Dataset items:
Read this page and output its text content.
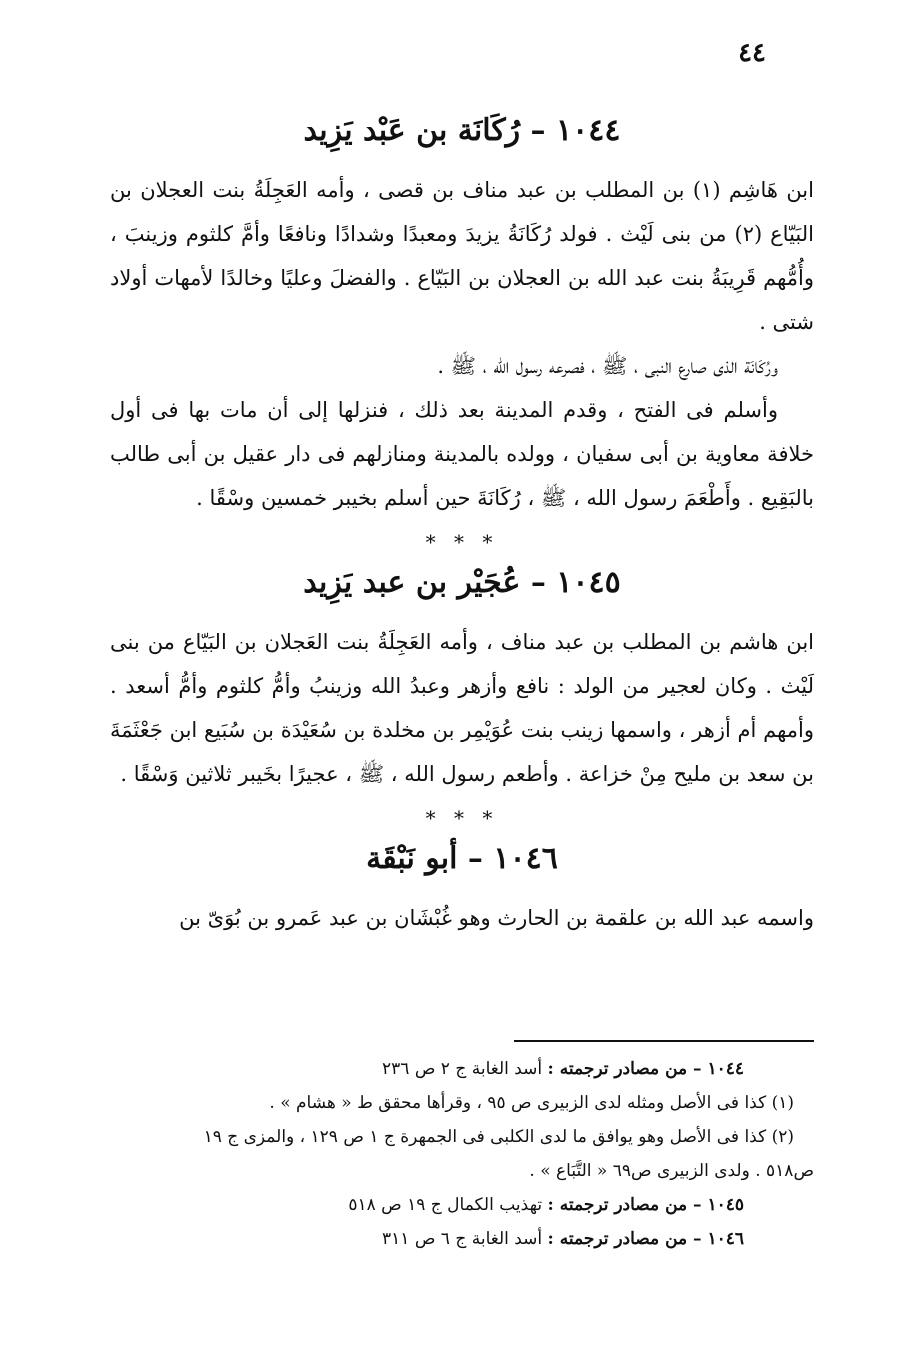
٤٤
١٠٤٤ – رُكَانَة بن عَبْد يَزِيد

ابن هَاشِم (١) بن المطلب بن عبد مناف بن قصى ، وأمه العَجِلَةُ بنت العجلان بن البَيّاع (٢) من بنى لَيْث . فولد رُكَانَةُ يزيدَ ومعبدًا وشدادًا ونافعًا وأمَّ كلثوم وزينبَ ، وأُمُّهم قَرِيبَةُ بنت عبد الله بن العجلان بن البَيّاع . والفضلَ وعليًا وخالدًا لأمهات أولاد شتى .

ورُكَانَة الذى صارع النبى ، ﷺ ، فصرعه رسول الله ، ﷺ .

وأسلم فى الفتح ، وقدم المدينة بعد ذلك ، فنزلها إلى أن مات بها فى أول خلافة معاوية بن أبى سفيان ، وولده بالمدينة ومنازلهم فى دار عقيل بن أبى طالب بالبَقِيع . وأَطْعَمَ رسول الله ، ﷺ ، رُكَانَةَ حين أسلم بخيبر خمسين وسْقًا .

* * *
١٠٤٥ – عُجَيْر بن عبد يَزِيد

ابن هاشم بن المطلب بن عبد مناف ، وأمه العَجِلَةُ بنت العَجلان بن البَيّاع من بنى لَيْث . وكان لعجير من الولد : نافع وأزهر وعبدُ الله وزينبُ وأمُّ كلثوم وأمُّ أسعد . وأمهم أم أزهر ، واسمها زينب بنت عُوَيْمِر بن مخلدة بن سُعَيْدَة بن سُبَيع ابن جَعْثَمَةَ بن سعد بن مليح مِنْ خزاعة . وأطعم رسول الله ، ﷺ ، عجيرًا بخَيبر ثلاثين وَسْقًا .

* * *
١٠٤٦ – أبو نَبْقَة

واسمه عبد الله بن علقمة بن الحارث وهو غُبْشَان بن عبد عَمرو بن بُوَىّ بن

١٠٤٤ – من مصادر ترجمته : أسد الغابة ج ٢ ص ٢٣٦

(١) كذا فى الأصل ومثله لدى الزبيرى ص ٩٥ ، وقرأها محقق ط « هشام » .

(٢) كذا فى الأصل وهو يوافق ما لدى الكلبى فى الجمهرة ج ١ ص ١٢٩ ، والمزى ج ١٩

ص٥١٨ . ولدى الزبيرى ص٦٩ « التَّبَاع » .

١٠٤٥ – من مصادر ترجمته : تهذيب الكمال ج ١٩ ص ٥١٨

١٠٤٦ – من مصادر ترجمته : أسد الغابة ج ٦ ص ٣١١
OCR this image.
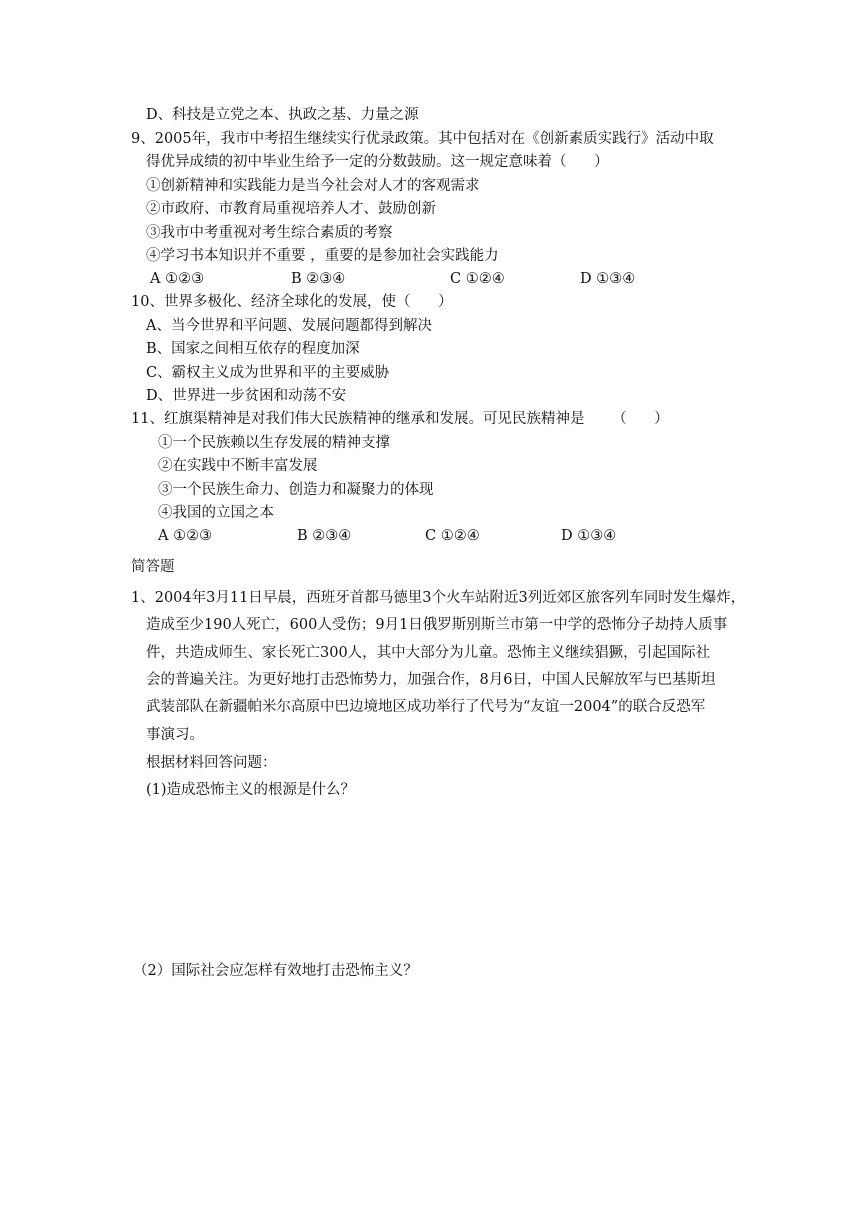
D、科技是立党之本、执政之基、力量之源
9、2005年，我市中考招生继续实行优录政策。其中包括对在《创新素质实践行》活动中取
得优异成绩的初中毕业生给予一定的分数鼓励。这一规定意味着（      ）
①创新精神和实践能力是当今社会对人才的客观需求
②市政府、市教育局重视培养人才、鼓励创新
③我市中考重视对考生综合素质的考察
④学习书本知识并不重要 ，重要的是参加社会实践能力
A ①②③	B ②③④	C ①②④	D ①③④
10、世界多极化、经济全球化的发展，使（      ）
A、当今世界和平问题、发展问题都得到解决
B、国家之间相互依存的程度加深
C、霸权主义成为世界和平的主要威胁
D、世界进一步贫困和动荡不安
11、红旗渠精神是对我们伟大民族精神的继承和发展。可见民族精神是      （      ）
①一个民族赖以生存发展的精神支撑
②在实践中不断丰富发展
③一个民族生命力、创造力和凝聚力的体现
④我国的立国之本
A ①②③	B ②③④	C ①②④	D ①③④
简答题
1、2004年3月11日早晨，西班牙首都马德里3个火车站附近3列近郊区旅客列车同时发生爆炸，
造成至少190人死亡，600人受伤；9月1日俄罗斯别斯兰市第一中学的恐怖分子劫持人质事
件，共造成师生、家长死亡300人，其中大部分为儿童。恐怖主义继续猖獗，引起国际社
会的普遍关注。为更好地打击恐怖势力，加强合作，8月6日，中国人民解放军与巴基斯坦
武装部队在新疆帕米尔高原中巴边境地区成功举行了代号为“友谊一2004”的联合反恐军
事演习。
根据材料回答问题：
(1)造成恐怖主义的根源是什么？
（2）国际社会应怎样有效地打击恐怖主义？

▶ _Aim of the exercise_:
Reproduce the entries above word for word. Pictures stay out.

▶ _Finished exercise_:
Read this page and output its text content.
٤٤
١٠٤٤ – رُكَانَة بن عَبْد يَزِيد

ابن هَاشِم (١) بن المطلب بن عبد مناف بن قصى ، وأمه العَجِلَةُ بنت العجلان بن البَيّاع (٢) من بنى لَيْث . فولد رُكَانَةُ يزيدَ ومعبدًا وشدادًا ونافعًا وأمَّ كلثوم وزينبَ ، وأُمُّهم قَرِيبَةُ بنت عبد الله بن العجلان بن البَيّاع . والفضلَ وعليًا وخالدًا لأمهات أولاد شتى .

ورُكَانَة الذى صارع النبى ، ﷺ ، فصرعه رسول الله ، ﷺ .

وأسلم فى الفتح ، وقدم المدينة بعد ذلك ، فنزلها إلى أن مات بها فى أول خلافة معاوية بن أبى سفيان ، وولده بالمدينة ومنازلهم فى دار عقيل بن أبى طالب بالبَقِيع . وأَطْعَمَ رسول الله ، ﷺ ، رُكَانَةَ حين أسلم بخيبر خمسين وسْقًا .

* * *
١٠٤٥ – عُجَيْر بن عبد يَزِيد

ابن هاشم بن المطلب بن عبد مناف ، وأمه العَجِلَةُ بنت العَجلان بن البَيّاع من بنى لَيْث . وكان لعجير من الولد : نافع وأزهر وعبدُ الله وزينبُ وأمُّ كلثوم وأمُّ أسعد . وأمهم أم أزهر ، واسمها زينب بنت عُوَيْمِر بن مخلدة بن سُعَيْدَة بن سُبَيع ابن جَعْثَمَةَ بن سعد بن مليح مِنْ خزاعة . وأطعم رسول الله ، ﷺ ، عجيرًا بخَيبر ثلاثين وَسْقًا .

* * *
١٠٤٦ – أبو نَبْقَة

واسمه عبد الله بن علقمة بن الحارث وهو غُبْشَان بن عبد عَمرو بن بُوَىّ بن

١٠٤٤ – من مصادر ترجمته : أسد الغابة ج ٢ ص ٢٣٦

(١) كذا فى الأصل ومثله لدى الزبيرى ص ٩٥ ، وقرأها محقق ط « هشام » .

(٢) كذا فى الأصل وهو يوافق ما لدى الكلبى فى الجمهرة ج ١ ص ١٢٩ ، والمزى ج ١٩

ص٥١٨ . ولدى الزبيرى ص٦٩ « التَّبَاع » .

١٠٤٥ – من مصادر ترجمته : تهذيب الكمال ج ١٩ ص ٥١٨

١٠٤٦ – من مصادر ترجمته : أسد الغابة ج ٦ ص ٣١١
OCR this image.
D、科技是立党之本、执政之基、力量之源
9、2005年，我市中考招生继续实行优录政策。其中包括对在《创新素质实践行》活动中取
得优异成绩的初中毕业生给予一定的分数鼓励。这一规定意味着（      ）
①创新精神和实践能力是当今社会对人才的客观需求
②市政府、市教育局重视培养人才、鼓励创新
③我市中考重视对考生综合素质的考察
④学习书本知识并不重要 ，重要的是参加社会实践能力
A ①②③	B ②③④	C ①②④	D ①③④
10、世界多极化、经济全球化的发展，使（      ）
A、当今世界和平问题、发展问题都得到解决
B、国家之间相互依存的程度加深
C、霸权主义成为世界和平的主要威胁
D、世界进一步贫困和动荡不安
11、红旗渠精神是对我们伟大民族精神的继承和发展。可见民族精神是      （      ）
①一个民族赖以生存发展的精神支撑
②在实践中不断丰富发展
③一个民族生命力、创造力和凝聚力的体现
④我国的立国之本
A ①②③	B ②③④	C ①②④	D ①③④
简答题
1、2004年3月11日早晨，西班牙首都马德里3个火车站附近3列近郊区旅客列车同时发生爆炸，
造成至少190人死亡，600人受伤；9月1日俄罗斯别斯兰市第一中学的恐怖分子劫持人质事
件，共造成师生、家长死亡300人，其中大部分为儿童。恐怖主义继续猖獗，引起国际社
会的普遍关注。为更好地打击恐怖势力，加强合作，8月6日，中国人民解放军与巴基斯坦
武装部队在新疆帕米尔高原中巴边境地区成功举行了代号为“友谊一2004”的联合反恐军
事演习。
根据材料回答问题：
(1)造成恐怖主义的根源是什么？
（2）国际社会应怎样有效地打击恐怖主义？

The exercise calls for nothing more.